Data extracted from a collection
---

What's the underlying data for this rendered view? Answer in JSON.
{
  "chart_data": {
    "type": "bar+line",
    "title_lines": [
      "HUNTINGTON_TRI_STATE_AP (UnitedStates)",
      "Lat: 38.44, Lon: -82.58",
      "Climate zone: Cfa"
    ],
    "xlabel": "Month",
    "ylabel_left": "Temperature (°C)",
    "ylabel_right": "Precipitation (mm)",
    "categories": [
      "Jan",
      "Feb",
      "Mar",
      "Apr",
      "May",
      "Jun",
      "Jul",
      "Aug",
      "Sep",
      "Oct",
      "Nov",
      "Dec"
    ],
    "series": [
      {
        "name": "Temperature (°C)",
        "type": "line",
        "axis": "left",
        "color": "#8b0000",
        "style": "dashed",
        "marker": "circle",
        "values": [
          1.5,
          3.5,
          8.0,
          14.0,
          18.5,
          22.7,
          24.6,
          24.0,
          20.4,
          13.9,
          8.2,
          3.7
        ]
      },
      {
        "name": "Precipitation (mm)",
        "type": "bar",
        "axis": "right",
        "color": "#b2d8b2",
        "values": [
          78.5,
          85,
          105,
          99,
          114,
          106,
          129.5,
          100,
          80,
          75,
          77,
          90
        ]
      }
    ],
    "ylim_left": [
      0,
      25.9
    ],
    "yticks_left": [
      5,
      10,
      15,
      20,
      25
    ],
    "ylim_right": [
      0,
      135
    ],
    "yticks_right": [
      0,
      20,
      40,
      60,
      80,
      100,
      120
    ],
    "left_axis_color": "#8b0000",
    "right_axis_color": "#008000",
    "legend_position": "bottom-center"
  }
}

---

All of the material must be reproduced exactly.

_Output for this task_.
What's the underlying data for this rendered view? Answer in JSON.
{
  "chart_data": {
    "type": "bar+line",
    "title_lines": [
      "HUNTINGTON_TRI_STATE_AP (UnitedStates)",
      "Lat: 38.44, Lon: -82.58",
      "Climate zone: Cfa"
    ],
    "xlabel": "Month",
    "ylabel_left": "Temperature (°C)",
    "ylabel_right": "Precipitation (mm)",
    "categories": [
      "Jan",
      "Feb",
      "Mar",
      "Apr",
      "May",
      "Jun",
      "Jul",
      "Aug",
      "Sep",
      "Oct",
      "Nov",
      "Dec"
    ],
    "series": [
      {
        "name": "Temperature (°C)",
        "type": "line",
        "axis": "left",
        "color": "#8b0000",
        "style": "dashed",
        "marker": "circle",
        "values": [
          1.5,
          3.5,
          8.0,
          14.0,
          18.5,
          22.7,
          24.6,
          24.0,
          20.4,
          13.9,
          8.2,
          3.7
        ]
      },
      {
        "name": "Precipitation (mm)",
        "type": "bar",
        "axis": "right",
        "color": "#b2d8b2",
        "values": [
          78.5,
          85,
          105,
          99,
          114,
          106,
          129.5,
          100,
          80,
          75,
          77,
          90
        ]
      }
    ],
    "ylim_left": [
      0,
      25.9
    ],
    "yticks_left": [
      5,
      10,
      15,
      20,
      25
    ],
    "ylim_right": [
      0,
      135
    ],
    "yticks_right": [
      0,
      20,
      40,
      60,
      80,
      100,
      120
    ],
    "left_axis_color": "#8b0000",
    "right_axis_color": "#008000",
    "legend_position": "bottom-center"
  }
}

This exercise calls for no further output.